- THE RECORDS -
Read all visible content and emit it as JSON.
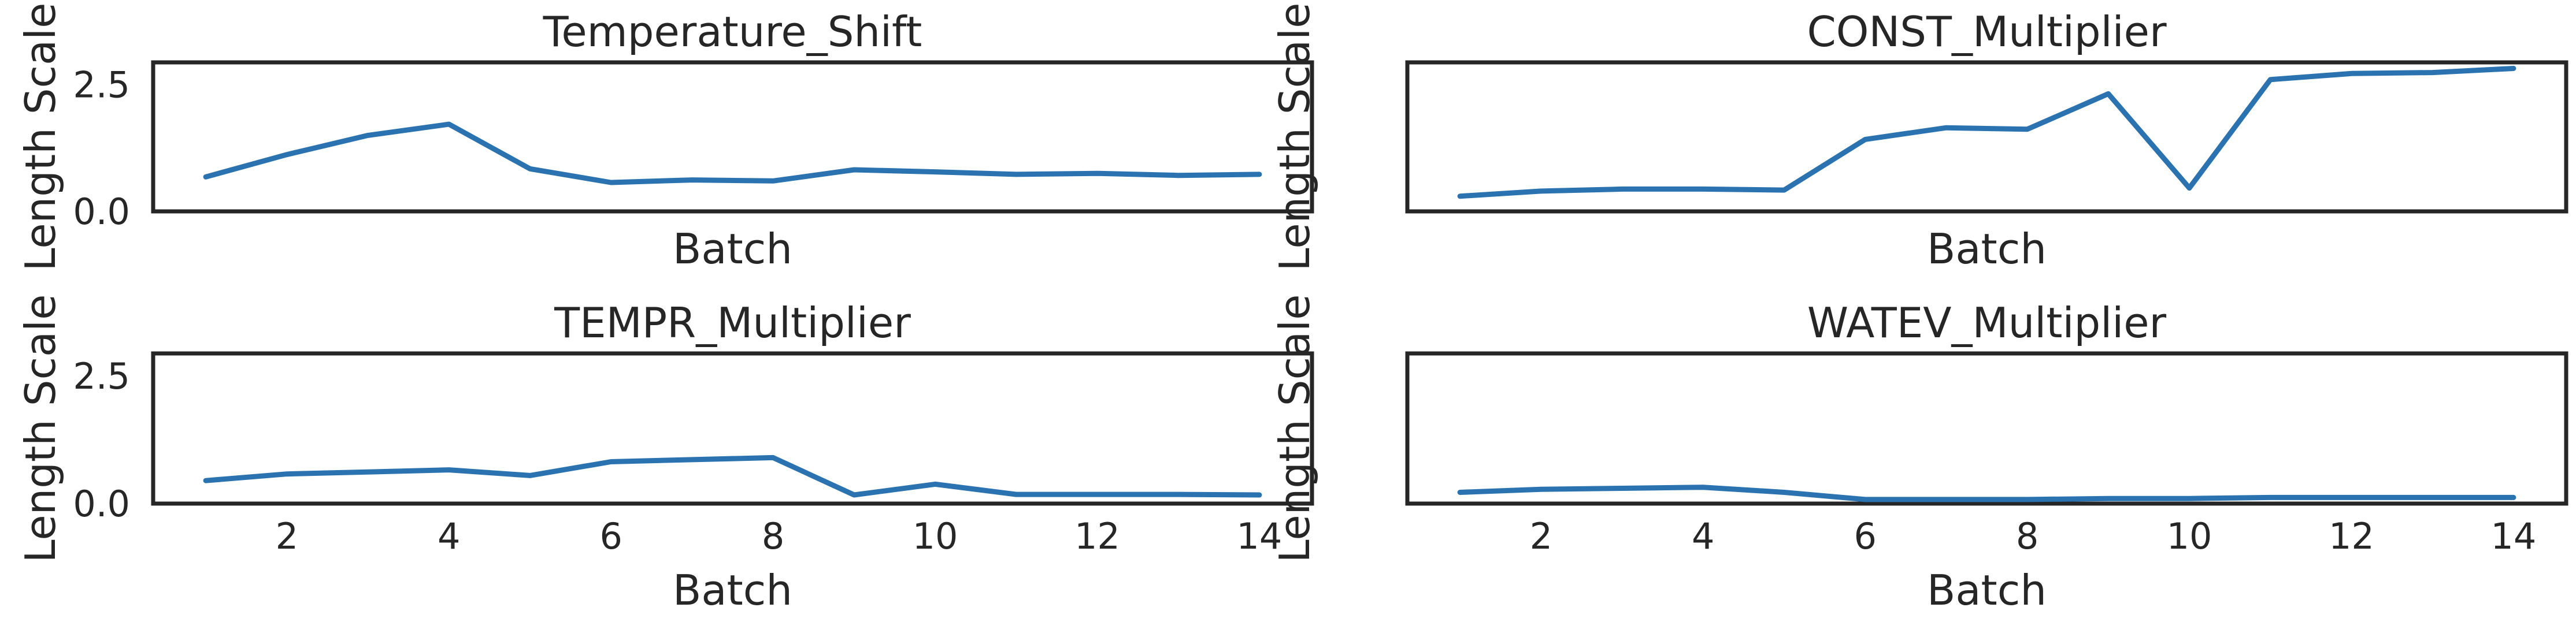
{
  "chart_data": [
    {
      "type": "line",
      "title": "Temperature_Shift",
      "xlabel": "Batch",
      "ylabel": "Length Scale",
      "x": [
        1,
        2,
        3,
        4,
        5,
        6,
        7,
        8,
        9,
        10,
        11,
        12,
        13,
        14
      ],
      "series": [
        {
          "values": [
            0.68,
            1.12,
            1.5,
            1.72,
            0.84,
            0.57,
            0.62,
            0.6,
            0.82,
            0.78,
            0.73,
            0.75,
            0.71,
            0.73
          ]
        }
      ],
      "ylim": [
        0,
        2.94
      ],
      "yticks": [
        0.0,
        2.5
      ],
      "xticks": [],
      "grid": false,
      "color": "#2a73b0"
    },
    {
      "type": "line",
      "title": "CONST_Multiplier",
      "xlabel": "Batch",
      "ylabel": "Length Scale",
      "x": [
        1,
        2,
        3,
        4,
        5,
        6,
        7,
        8,
        9,
        10,
        11,
        12,
        13,
        14
      ],
      "series": [
        {
          "values": [
            0.3,
            0.4,
            0.44,
            0.44,
            0.42,
            1.42,
            1.65,
            1.62,
            2.32,
            0.46,
            2.6,
            2.72,
            2.74,
            2.82
          ]
        }
      ],
      "ylim": [
        0,
        2.94
      ],
      "yticks": [],
      "xticks": [],
      "grid": false,
      "color": "#2a73b0"
    },
    {
      "type": "line",
      "title": "TEMPR_Multiplier",
      "xlabel": "Batch",
      "ylabel": "Length Scale",
      "x": [
        1,
        2,
        3,
        4,
        5,
        6,
        7,
        8,
        9,
        10,
        11,
        12,
        13,
        14
      ],
      "series": [
        {
          "values": [
            0.45,
            0.58,
            0.62,
            0.66,
            0.55,
            0.82,
            0.86,
            0.9,
            0.17,
            0.38,
            0.18,
            0.18,
            0.18,
            0.17
          ]
        }
      ],
      "ylim": [
        0,
        2.94
      ],
      "yticks": [
        0.0,
        2.5
      ],
      "xticks": [
        2,
        4,
        6,
        8,
        10,
        12,
        14
      ],
      "grid": false,
      "color": "#2a73b0"
    },
    {
      "type": "line",
      "title": "WATEV_Multiplier",
      "xlabel": "Batch",
      "ylabel": "Length Scale",
      "x": [
        1,
        2,
        3,
        4,
        5,
        6,
        7,
        8,
        9,
        10,
        11,
        12,
        13,
        14
      ],
      "series": [
        {
          "values": [
            0.22,
            0.28,
            0.3,
            0.32,
            0.22,
            0.08,
            0.08,
            0.08,
            0.1,
            0.1,
            0.12,
            0.12,
            0.12,
            0.12
          ]
        }
      ],
      "ylim": [
        0,
        2.94
      ],
      "yticks": [],
      "xticks": [
        2,
        4,
        6,
        8,
        10,
        12,
        14
      ],
      "grid": false,
      "color": "#2a73b0"
    }
  ]
}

- EXERCISE -
Return the material word for word. Pictures are not part of the copy.

- RESPONSE TO THE TASK -
Read all visible content and emit it as JSON.
{
  "chart_data": [
    {
      "type": "line",
      "title": "Temperature_Shift",
      "xlabel": "Batch",
      "ylabel": "Length Scale",
      "x": [
        1,
        2,
        3,
        4,
        5,
        6,
        7,
        8,
        9,
        10,
        11,
        12,
        13,
        14
      ],
      "series": [
        {
          "values": [
            0.68,
            1.12,
            1.5,
            1.72,
            0.84,
            0.57,
            0.62,
            0.6,
            0.82,
            0.78,
            0.73,
            0.75,
            0.71,
            0.73
          ]
        }
      ],
      "ylim": [
        0,
        2.94
      ],
      "yticks": [
        0.0,
        2.5
      ],
      "xticks": [],
      "grid": false,
      "color": "#2a73b0"
    },
    {
      "type": "line",
      "title": "CONST_Multiplier",
      "xlabel": "Batch",
      "ylabel": "Length Scale",
      "x": [
        1,
        2,
        3,
        4,
        5,
        6,
        7,
        8,
        9,
        10,
        11,
        12,
        13,
        14
      ],
      "series": [
        {
          "values": [
            0.3,
            0.4,
            0.44,
            0.44,
            0.42,
            1.42,
            1.65,
            1.62,
            2.32,
            0.46,
            2.6,
            2.72,
            2.74,
            2.82
          ]
        }
      ],
      "ylim": [
        0,
        2.94
      ],
      "yticks": [],
      "xticks": [],
      "grid": false,
      "color": "#2a73b0"
    },
    {
      "type": "line",
      "title": "TEMPR_Multiplier",
      "xlabel": "Batch",
      "ylabel": "Length Scale",
      "x": [
        1,
        2,
        3,
        4,
        5,
        6,
        7,
        8,
        9,
        10,
        11,
        12,
        13,
        14
      ],
      "series": [
        {
          "values": [
            0.45,
            0.58,
            0.62,
            0.66,
            0.55,
            0.82,
            0.86,
            0.9,
            0.17,
            0.38,
            0.18,
            0.18,
            0.18,
            0.17
          ]
        }
      ],
      "ylim": [
        0,
        2.94
      ],
      "yticks": [
        0.0,
        2.5
      ],
      "xticks": [
        2,
        4,
        6,
        8,
        10,
        12,
        14
      ],
      "grid": false,
      "color": "#2a73b0"
    },
    {
      "type": "line",
      "title": "WATEV_Multiplier",
      "xlabel": "Batch",
      "ylabel": "Length Scale",
      "x": [
        1,
        2,
        3,
        4,
        5,
        6,
        7,
        8,
        9,
        10,
        11,
        12,
        13,
        14
      ],
      "series": [
        {
          "values": [
            0.22,
            0.28,
            0.3,
            0.32,
            0.22,
            0.08,
            0.08,
            0.08,
            0.1,
            0.1,
            0.12,
            0.12,
            0.12,
            0.12
          ]
        }
      ],
      "ylim": [
        0,
        2.94
      ],
      "yticks": [],
      "xticks": [
        2,
        4,
        6,
        8,
        10,
        12,
        14
      ],
      "grid": false,
      "color": "#2a73b0"
    }
  ]
}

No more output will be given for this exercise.